# Directive:
In the listing below, pick out lines with "ogólnego".

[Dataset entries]

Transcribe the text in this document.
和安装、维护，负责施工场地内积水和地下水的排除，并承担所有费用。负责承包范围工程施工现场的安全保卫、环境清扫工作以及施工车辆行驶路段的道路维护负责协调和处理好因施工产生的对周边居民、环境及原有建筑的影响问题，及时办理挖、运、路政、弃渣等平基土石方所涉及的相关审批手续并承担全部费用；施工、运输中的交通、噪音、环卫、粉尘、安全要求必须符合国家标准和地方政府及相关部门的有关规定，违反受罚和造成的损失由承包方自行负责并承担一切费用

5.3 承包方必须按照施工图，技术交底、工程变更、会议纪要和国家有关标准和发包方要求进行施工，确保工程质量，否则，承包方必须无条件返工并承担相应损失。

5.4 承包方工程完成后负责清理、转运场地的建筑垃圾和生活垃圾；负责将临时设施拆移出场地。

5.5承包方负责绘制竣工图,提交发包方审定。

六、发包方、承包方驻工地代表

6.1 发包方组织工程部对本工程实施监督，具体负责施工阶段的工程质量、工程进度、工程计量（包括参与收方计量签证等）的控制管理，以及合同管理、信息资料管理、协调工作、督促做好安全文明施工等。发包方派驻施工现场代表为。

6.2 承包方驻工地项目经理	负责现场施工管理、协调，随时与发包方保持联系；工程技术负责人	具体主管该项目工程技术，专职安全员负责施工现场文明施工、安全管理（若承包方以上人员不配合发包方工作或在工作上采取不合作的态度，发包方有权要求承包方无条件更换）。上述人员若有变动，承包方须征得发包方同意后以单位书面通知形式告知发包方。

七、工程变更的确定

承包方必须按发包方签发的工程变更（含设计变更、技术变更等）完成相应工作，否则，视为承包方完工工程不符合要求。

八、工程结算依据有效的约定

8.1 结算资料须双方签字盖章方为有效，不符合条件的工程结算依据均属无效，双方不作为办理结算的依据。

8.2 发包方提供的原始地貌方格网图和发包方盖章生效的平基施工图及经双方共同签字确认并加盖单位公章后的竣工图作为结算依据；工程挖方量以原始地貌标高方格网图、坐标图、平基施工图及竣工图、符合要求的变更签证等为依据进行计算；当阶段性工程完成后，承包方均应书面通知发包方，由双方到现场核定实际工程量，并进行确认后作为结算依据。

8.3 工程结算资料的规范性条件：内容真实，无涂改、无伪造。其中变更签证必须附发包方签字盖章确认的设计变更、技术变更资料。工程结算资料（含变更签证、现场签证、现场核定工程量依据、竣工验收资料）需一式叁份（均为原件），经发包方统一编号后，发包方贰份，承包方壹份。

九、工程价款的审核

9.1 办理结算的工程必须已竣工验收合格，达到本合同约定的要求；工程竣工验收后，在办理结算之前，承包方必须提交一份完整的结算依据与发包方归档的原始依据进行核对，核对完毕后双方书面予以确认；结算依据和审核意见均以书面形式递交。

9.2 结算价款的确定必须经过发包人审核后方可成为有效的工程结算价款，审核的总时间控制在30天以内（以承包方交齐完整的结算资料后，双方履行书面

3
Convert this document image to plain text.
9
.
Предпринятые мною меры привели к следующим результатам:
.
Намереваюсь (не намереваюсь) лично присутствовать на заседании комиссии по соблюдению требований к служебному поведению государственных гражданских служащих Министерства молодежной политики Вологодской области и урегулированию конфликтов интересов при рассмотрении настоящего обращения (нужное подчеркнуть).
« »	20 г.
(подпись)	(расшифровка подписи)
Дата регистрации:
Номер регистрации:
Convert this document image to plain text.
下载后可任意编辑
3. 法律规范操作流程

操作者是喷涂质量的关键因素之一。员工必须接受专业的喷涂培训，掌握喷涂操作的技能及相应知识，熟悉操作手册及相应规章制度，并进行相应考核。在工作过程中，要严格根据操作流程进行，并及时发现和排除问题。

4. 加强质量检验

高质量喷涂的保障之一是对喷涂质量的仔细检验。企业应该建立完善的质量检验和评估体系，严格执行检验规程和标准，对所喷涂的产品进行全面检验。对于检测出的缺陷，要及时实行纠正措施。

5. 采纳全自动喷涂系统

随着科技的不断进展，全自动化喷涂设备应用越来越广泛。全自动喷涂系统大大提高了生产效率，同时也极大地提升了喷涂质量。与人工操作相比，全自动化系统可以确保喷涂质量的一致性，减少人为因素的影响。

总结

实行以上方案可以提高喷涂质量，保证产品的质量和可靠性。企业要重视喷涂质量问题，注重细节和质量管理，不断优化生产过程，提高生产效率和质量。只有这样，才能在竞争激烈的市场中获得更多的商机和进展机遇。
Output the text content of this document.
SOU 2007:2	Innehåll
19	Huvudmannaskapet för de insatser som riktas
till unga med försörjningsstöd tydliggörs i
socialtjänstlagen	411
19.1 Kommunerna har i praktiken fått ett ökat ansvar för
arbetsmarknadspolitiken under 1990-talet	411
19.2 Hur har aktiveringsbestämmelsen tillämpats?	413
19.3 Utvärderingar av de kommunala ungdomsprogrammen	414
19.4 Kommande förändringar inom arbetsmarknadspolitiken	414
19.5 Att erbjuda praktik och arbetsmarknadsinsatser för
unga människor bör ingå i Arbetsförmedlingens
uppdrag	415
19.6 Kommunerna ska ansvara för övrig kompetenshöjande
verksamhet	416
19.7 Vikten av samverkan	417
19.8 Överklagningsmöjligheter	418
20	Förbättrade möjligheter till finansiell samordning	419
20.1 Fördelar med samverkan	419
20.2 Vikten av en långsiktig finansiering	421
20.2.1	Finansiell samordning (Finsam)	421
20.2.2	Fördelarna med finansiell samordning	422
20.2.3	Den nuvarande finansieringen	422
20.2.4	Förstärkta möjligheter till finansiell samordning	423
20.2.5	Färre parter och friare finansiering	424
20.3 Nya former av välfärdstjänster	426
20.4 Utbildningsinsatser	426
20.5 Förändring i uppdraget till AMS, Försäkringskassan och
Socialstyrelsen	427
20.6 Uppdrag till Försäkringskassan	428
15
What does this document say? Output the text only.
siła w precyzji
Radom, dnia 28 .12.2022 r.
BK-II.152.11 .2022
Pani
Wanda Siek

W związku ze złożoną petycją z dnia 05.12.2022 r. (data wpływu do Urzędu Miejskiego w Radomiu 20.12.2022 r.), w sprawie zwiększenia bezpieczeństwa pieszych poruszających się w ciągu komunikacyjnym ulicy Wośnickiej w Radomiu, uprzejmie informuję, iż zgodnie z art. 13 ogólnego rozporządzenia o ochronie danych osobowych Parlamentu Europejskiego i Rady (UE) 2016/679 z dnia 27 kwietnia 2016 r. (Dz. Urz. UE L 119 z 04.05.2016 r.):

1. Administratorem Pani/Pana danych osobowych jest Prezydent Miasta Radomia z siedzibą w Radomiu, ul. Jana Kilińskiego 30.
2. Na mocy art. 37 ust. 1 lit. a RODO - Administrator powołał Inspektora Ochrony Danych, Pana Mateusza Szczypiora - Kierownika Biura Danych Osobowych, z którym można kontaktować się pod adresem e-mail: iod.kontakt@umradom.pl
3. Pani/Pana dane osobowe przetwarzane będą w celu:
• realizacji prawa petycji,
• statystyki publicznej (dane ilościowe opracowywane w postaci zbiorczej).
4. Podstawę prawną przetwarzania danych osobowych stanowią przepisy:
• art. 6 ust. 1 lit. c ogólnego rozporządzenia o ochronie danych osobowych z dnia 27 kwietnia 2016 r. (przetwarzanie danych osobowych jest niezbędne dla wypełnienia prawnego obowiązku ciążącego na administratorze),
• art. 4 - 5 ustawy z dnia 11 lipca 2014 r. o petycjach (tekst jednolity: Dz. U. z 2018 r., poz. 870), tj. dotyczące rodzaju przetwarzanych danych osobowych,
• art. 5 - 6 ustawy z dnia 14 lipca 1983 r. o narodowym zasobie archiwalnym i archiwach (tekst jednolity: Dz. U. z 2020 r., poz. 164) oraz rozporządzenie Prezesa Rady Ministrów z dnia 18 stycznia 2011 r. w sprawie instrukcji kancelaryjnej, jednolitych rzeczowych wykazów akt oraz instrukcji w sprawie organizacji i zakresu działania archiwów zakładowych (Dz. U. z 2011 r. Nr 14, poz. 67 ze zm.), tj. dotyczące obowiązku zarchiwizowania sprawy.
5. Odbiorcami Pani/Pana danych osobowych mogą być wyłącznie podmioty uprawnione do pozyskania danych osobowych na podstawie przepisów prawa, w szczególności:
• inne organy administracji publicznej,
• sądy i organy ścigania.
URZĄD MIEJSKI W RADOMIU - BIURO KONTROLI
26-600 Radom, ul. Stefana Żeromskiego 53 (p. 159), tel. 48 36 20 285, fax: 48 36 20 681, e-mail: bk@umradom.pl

# Task response:
W związku ze złożoną petycją z dnia 05.12.2022 r. (data wpływu do Urzędu Miejskiego w Radomiu 20.12.2022 r.), w sprawie zwiększenia bezpieczeństwa pieszych poruszających się w ciągu komunikacyjnym ulicy Wośnickiej w Radomiu, uprzejmie informuję, iż zgodnie z art. 13 ogólnego rozporządzenia o ochronie danych osobowych Parlamentu Europejskiego i Rady (UE) 2016/679 z dnia 27 kwietnia 2016 r. (Dz. Urz. UE L 119 z 04.05.2016 r.):
• art. 6 ust. 1 lit. c ogólnego rozporządzenia o ochronie danych osobowych z dnia 27 kwietnia 2016 r. (przetwarzanie danych osobowych jest niezbędne dla wypełnienia prawnego obowiązku ciążącego na administratorze),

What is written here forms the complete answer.